==== EXERCISE DATA ====

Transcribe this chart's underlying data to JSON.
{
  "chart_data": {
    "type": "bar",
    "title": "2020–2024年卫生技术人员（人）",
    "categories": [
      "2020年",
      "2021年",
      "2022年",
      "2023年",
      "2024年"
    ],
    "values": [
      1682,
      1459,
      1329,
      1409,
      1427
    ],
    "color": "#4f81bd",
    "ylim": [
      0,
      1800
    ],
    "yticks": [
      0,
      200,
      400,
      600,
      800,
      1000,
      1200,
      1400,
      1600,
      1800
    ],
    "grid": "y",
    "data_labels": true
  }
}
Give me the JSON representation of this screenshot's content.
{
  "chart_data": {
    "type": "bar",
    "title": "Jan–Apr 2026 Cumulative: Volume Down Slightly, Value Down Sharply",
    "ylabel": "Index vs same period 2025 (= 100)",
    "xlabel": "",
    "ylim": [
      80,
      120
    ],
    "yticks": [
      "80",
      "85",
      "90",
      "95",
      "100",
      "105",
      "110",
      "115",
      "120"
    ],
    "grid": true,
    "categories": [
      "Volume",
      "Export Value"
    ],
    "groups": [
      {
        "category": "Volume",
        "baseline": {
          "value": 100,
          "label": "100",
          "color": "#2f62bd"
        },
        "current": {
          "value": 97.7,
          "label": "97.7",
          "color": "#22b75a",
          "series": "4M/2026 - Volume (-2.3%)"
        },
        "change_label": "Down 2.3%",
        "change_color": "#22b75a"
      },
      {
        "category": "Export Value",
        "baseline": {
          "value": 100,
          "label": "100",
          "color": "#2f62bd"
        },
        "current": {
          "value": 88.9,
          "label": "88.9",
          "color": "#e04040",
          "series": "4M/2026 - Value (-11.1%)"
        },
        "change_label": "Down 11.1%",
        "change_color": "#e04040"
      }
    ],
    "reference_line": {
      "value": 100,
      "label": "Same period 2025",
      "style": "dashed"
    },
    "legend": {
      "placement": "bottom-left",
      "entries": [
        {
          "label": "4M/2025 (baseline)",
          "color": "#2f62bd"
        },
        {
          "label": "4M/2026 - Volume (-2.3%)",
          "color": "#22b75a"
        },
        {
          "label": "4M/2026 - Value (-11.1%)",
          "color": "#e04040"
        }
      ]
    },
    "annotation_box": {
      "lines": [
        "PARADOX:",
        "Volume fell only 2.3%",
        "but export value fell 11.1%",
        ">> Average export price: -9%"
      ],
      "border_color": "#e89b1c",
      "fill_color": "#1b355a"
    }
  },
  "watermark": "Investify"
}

====

From the entries above, pull out each line that includes "period".

## [THE RESULT]
    "ylabel": "Index vs same period 2025 (= 100)",
      "label": "Same period 2025",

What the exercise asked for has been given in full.